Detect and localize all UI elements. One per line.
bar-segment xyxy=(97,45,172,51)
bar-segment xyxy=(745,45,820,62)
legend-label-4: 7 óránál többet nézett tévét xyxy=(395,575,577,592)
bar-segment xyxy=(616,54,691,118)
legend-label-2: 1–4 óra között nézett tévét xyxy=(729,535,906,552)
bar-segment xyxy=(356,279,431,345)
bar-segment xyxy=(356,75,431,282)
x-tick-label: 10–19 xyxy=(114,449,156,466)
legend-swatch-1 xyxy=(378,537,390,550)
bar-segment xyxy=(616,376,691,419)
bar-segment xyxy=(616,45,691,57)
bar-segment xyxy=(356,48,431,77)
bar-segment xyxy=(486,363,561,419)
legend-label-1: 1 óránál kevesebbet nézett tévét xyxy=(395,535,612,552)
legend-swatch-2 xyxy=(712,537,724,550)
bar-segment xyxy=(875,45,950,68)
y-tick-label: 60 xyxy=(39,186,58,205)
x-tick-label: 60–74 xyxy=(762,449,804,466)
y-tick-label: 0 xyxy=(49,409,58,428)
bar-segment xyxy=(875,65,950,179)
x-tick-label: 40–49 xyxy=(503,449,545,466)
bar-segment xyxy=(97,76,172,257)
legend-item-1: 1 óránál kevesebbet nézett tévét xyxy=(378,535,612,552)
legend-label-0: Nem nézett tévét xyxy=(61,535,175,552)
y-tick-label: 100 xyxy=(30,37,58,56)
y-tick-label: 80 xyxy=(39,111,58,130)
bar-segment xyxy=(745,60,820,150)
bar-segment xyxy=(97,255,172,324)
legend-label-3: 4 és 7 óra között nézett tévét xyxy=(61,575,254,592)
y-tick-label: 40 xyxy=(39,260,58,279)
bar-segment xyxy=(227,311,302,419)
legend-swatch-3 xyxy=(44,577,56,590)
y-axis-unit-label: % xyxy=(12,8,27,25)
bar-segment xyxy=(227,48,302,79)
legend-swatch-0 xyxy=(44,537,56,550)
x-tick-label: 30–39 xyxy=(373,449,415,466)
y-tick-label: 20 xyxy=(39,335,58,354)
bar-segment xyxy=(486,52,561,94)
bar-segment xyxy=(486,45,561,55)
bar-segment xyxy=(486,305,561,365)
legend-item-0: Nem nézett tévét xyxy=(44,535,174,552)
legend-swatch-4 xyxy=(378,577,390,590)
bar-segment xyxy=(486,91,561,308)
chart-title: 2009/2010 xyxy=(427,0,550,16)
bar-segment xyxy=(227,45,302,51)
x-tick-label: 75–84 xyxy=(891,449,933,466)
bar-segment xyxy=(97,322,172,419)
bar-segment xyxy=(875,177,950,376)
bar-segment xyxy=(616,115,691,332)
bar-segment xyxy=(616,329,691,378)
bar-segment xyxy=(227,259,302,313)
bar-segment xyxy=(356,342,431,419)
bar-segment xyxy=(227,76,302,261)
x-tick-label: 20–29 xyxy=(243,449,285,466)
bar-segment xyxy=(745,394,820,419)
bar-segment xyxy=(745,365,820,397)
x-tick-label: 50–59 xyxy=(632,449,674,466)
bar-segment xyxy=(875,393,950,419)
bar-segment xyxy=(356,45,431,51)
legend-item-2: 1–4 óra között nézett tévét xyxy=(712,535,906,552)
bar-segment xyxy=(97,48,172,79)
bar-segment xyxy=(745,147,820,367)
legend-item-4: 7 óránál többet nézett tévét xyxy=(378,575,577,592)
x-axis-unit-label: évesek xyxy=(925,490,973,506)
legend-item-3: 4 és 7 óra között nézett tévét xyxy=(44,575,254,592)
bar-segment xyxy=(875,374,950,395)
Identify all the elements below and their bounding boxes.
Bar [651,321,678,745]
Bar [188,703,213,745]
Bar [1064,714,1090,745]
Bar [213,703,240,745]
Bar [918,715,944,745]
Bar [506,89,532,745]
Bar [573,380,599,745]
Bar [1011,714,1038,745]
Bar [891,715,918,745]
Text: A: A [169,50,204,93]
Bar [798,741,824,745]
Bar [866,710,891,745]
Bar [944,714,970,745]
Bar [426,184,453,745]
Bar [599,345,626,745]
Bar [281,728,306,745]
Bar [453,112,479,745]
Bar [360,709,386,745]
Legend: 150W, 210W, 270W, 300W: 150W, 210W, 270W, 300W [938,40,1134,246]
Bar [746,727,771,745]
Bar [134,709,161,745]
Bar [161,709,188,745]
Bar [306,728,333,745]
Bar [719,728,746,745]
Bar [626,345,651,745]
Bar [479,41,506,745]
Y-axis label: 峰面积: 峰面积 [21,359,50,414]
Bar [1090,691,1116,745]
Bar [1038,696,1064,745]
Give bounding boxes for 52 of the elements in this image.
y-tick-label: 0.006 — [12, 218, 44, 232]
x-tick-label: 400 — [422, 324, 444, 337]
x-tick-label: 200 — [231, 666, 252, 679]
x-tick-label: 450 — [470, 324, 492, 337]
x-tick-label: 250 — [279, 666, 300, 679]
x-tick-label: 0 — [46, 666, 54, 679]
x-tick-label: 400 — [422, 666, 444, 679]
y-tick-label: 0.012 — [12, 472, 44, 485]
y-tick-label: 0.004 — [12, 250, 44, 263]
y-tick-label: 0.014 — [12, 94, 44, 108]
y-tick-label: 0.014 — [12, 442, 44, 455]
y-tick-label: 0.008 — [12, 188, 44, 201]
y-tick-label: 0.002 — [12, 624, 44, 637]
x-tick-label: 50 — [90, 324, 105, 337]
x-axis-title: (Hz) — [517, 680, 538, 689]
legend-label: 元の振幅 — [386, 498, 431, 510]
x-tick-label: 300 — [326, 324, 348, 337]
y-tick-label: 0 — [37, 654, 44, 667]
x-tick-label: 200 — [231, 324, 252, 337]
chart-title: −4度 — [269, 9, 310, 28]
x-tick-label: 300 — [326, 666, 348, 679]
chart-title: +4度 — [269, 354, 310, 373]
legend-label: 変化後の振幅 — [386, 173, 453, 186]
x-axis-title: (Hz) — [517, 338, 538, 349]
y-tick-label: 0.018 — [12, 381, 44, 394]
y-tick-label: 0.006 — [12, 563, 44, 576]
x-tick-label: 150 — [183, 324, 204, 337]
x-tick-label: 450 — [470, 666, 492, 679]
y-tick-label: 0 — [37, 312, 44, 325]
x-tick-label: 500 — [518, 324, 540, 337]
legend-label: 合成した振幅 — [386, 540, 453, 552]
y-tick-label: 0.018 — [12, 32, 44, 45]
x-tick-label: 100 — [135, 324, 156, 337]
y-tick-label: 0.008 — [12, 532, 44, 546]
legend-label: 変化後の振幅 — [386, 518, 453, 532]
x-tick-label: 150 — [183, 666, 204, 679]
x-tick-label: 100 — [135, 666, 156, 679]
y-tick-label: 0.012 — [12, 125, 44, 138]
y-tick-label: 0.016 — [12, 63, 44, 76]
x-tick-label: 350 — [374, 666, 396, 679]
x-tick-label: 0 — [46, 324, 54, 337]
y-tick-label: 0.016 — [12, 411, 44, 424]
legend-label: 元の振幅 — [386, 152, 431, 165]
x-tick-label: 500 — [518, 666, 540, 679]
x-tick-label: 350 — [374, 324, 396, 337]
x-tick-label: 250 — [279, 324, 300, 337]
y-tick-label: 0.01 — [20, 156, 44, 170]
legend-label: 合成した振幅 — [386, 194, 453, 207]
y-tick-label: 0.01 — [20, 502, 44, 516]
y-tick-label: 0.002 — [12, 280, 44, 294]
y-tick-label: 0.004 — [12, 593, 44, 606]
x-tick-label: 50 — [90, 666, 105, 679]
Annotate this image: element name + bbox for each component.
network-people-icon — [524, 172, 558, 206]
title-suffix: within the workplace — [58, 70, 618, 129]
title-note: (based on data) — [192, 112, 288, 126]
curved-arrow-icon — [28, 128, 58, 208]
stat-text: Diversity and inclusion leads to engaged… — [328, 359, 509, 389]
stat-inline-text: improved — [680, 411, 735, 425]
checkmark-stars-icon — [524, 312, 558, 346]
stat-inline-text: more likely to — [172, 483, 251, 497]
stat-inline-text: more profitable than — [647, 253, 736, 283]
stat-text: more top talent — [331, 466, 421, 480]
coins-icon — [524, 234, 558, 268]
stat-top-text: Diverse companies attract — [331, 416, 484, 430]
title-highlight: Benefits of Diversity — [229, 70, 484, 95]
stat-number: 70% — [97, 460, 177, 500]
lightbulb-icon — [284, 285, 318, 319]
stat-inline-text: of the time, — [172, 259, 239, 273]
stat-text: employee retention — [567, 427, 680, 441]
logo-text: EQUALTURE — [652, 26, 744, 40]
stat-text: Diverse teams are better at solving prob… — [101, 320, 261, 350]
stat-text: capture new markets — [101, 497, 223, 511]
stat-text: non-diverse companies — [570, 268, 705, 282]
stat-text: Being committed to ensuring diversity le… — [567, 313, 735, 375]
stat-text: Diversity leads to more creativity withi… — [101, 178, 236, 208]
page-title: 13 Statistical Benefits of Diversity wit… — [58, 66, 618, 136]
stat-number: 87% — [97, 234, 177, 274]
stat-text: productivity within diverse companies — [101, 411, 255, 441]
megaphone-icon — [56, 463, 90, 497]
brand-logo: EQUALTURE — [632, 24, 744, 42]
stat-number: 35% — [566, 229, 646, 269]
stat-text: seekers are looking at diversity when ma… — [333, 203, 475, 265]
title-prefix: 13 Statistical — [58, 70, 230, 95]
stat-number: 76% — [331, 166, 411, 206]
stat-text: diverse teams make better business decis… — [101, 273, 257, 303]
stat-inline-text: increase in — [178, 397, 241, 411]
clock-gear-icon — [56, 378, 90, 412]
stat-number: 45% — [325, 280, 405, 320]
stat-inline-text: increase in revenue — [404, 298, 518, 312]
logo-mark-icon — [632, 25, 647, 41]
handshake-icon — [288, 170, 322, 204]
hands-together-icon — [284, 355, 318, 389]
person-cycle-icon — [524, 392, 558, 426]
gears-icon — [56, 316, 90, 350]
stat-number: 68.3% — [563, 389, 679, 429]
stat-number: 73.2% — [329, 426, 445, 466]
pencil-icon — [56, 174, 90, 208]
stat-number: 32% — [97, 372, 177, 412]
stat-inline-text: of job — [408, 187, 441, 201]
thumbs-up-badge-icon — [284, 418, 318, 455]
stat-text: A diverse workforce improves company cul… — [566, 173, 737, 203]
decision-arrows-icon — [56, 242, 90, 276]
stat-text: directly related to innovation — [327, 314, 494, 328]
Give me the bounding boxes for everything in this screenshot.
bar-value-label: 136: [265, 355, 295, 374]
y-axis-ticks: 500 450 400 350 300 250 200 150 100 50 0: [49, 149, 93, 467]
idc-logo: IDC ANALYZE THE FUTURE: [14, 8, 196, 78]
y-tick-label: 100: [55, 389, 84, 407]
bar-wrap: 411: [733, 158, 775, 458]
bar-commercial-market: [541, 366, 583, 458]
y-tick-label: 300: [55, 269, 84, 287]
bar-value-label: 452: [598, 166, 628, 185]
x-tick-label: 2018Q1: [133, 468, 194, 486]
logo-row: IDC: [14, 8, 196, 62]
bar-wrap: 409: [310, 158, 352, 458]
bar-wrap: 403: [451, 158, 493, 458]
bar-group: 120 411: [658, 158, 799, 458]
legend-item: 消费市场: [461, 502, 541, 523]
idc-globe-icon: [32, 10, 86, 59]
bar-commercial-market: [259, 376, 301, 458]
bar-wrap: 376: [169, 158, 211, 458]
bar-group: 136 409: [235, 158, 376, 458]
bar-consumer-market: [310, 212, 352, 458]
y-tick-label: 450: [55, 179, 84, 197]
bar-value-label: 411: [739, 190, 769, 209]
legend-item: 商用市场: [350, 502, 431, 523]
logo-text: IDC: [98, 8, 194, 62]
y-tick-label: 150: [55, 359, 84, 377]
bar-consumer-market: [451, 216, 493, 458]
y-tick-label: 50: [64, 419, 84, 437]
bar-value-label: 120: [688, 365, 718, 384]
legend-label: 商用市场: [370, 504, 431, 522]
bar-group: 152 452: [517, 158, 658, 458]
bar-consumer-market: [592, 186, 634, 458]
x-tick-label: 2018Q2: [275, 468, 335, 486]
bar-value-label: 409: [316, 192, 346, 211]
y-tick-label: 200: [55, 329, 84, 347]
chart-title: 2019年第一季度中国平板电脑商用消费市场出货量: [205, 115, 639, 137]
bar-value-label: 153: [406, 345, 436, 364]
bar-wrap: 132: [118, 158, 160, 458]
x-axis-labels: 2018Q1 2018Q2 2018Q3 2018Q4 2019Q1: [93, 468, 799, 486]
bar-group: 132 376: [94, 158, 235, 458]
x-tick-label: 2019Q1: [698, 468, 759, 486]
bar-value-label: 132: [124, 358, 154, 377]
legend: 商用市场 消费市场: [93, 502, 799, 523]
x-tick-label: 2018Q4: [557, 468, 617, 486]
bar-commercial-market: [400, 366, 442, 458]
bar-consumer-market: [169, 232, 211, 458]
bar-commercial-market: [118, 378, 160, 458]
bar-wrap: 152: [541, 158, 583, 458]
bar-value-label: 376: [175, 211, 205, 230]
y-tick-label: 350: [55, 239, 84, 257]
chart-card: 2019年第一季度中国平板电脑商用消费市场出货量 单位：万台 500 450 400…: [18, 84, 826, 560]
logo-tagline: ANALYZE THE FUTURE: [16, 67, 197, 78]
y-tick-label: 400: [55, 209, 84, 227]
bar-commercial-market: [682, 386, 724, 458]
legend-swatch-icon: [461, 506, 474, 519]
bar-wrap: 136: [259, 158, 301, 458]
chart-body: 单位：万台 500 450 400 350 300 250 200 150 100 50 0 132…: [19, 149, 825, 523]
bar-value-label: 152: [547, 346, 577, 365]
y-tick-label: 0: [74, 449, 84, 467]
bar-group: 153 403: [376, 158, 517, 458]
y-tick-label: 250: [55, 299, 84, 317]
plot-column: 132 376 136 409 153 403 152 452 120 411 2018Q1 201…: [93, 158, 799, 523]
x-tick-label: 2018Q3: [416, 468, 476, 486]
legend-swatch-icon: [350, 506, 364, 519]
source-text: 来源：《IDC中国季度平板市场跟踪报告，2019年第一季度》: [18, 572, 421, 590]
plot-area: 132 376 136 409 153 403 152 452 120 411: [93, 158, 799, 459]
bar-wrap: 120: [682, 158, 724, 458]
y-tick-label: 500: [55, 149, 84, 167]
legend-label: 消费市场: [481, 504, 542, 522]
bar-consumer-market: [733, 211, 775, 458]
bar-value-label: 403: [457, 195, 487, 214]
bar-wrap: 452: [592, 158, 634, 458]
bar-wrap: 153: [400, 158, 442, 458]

--

Put the lines of the listing, from the first line through the line containing "bar-segment xyxy=(486,305,561,365)" inclusive, into a JSON list of strings with one string per line. Leave out any blank lines.

CORRECT ANSWER.
[
  "Detect and localize all UI elements. One per line.",
  "bar-segment xyxy=(97,45,172,51)",
  "bar-segment xyxy=(745,45,820,62)",
  "legend-label-4: 7 óránál többet nézett tévét xyxy=(395,575,577,592)",
  "bar-segment xyxy=(616,54,691,118)",
  "legend-label-2: 1–4 óra között nézett tévét xyxy=(729,535,906,552)",
  "bar-segment xyxy=(356,279,431,345)",
  "bar-segment xyxy=(356,75,431,282)",
  "x-tick-label: 10–19 xyxy=(114,449,156,466)",
  "legend-swatch-1 xyxy=(378,537,390,550)",
  "bar-segment xyxy=(616,376,691,419)",
  "bar-segment xyxy=(616,45,691,57)",
  "bar-segment xyxy=(356,48,431,77)",
  "bar-segment xyxy=(486,363,561,419)",
  "legend-label-1: 1 óránál kevesebbet nézett tévét xyxy=(395,535,612,552)",
  "legend-swatch-2 xyxy=(712,537,724,550)",
  "bar-segment xyxy=(875,45,950,68)",
  "y-tick-label: 60 xyxy=(39,186,58,205)",
  "x-tick-label: 60–74 xyxy=(762,449,804,466)",
  "y-tick-label: 0 xyxy=(49,409,58,428)",
  "bar-segment xyxy=(875,65,950,179)",
  "x-tick-label: 40–49 xyxy=(503,449,545,466)",
  "bar-segment xyxy=(97,76,172,257)",
  "legend-item-1: 1 óránál kevesebbet nézett tévét xyxy=(378,535,612,552)",
  "legend-label-0: Nem nézett tévét xyxy=(61,535,175,552)",
  "y-tick-label: 100 xyxy=(30,37,58,56)",
  "y-tick-label: 80 xyxy=(39,111,58,130)",
  "bar-segment xyxy=(745,60,820,150)",
  "bar-segment xyxy=(97,255,172,324)",
  "legend-label-3: 4 és 7 óra között nézett tévét xyxy=(61,575,254,592)",
  "y-tick-label: 40 xyxy=(39,260,58,279)",
  "bar-segment xyxy=(227,311,302,419)",
  "legend-swatch-3 xyxy=(44,577,56,590)",
  "y-axis-unit-label: % xyxy=(12,8,27,25)",
  "bar-segment xyxy=(227,48,302,79)",
  "legend-swatch-0 xyxy=(44,537,56,550)",
  "x-tick-label: 30–39 xyxy=(373,449,415,466)",
  "y-tick-label: 20 xyxy=(39,335,58,354)",
  "bar-segment xyxy=(486,52,561,94)",
  "bar-segment xyxy=(486,45,561,55)",
  "bar-segment xyxy=(486,305,561,365)"
]